▸ GIVEN PROBLEM
Take the line that contains "Output the underlying" and each line after it in the material below, and transcribe them exactly, stopping at the end.

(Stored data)
* Begin *

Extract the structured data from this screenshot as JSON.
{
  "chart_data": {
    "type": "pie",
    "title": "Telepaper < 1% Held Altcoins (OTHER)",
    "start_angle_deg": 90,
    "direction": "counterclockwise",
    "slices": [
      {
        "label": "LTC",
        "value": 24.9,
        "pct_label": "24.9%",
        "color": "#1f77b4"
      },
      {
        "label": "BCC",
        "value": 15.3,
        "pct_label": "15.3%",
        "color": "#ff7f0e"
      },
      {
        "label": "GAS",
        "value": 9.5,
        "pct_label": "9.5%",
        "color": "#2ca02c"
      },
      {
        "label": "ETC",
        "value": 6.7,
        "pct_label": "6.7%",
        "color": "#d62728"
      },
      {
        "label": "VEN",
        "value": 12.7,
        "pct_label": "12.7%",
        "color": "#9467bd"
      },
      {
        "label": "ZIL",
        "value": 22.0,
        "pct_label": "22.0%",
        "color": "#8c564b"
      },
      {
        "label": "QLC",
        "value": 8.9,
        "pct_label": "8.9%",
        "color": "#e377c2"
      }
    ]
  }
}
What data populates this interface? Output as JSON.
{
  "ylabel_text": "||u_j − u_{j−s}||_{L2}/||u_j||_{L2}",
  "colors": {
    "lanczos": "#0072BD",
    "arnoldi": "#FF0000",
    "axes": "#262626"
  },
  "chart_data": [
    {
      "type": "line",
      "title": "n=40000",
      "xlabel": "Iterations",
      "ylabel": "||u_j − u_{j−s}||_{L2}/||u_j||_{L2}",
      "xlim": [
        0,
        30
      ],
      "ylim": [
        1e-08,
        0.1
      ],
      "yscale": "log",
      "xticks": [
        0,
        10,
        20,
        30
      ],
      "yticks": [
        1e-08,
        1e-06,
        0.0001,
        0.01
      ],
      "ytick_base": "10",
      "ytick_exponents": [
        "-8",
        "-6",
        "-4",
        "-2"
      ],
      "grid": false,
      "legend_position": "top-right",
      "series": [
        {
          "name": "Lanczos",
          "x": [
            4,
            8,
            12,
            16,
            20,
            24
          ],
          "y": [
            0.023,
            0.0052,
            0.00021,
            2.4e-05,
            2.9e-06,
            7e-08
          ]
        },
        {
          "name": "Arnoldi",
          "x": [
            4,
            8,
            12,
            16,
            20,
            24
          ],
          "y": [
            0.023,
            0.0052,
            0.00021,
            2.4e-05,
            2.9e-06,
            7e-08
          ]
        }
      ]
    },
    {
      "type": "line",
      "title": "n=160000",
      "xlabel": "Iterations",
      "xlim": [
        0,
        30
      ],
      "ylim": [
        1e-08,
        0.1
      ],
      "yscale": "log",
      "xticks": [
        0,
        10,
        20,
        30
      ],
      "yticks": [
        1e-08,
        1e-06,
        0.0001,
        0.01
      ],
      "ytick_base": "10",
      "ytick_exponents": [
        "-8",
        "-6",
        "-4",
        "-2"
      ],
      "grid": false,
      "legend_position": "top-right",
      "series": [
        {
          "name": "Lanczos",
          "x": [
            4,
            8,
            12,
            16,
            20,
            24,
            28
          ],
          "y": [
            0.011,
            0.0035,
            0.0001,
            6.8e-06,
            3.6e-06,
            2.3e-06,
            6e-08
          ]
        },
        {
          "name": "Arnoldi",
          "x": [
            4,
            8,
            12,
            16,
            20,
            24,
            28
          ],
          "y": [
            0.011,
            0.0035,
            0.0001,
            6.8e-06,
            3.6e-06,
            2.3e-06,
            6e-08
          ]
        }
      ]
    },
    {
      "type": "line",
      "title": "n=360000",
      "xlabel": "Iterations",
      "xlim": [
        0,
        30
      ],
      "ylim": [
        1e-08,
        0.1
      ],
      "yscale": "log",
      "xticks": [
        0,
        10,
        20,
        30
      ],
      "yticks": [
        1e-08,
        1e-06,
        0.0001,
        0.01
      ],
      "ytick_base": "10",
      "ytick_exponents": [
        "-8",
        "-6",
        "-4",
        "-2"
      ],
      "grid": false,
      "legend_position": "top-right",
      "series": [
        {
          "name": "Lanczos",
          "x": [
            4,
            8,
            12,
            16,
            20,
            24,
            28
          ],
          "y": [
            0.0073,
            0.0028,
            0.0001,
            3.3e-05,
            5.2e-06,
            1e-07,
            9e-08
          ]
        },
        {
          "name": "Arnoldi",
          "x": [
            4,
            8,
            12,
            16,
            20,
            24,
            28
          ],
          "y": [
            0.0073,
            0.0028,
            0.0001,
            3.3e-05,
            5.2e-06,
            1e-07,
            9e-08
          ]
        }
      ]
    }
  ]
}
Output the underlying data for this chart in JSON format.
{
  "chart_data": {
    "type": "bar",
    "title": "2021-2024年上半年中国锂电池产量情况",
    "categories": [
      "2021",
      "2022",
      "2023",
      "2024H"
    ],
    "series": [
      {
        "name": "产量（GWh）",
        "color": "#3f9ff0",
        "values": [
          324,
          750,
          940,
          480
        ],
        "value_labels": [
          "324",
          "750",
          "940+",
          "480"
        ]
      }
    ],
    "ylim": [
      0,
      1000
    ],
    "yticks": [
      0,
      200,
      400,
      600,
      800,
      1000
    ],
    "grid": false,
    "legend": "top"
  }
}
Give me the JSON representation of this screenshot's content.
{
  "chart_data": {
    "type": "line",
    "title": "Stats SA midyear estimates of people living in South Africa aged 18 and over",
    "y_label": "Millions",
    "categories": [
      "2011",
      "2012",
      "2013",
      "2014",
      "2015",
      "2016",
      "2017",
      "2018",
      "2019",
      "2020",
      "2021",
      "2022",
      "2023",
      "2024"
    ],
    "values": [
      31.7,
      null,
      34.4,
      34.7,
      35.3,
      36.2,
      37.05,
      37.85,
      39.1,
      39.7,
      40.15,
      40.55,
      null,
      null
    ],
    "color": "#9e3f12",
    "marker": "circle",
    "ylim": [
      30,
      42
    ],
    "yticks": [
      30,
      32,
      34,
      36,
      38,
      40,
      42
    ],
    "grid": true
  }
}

* End *

▸ TASK SOLUTION
Output the underlying data for this chart in JSON format.
{
  "chart_data": {
    "type": "bar",
    "title": "2021-2024年上半年中国锂电池产量情况",
    "categories": [
      "2021",
      "2022",
      "2023",
      "2024H"
    ],
    "series": [
      {
        "name": "产量（GWh）",
        "color": "#3f9ff0",
        "values": [
          324,
          750,
          940,
          480
        ],
        "value_labels": [
          "324",
          "750",
          "940+",
          "480"
        ]
      }
    ],
    "ylim": [
      0,
      1000
    ],
    "yticks": [
      0,
      200,
      400,
      600,
      800,
      1000
    ],
    "grid": false,
    "legend": "top"
  }
}
Give me the JSON representation of this screenshot's content.
{
  "chart_data": {
    "type": "line",
    "title": "Stats SA midyear estimates of people living in South Africa aged 18 and over",
    "y_label": "Millions",
    "categories": [
      "2011",
      "2012",
      "2013",
      "2014",
      "2015",
      "2016",
      "2017",
      "2018",
      "2019",
      "2020",
      "2021",
      "2022",
      "2023",
      "2024"
    ],
    "values": [
      31.7,
      null,
      34.4,
      34.7,
      35.3,
      36.2,
      37.05,
      37.85,
      39.1,
      39.7,
      40.15,
      40.55,
      null,
      null
    ],
    "color": "#9e3f12",
    "marker": "circle",
    "ylim": [
      30,
      42
    ],
    "yticks": [
      30,
      32,
      34,
      36,
      38,
      40,
      42
    ],
    "grid": true
  }
}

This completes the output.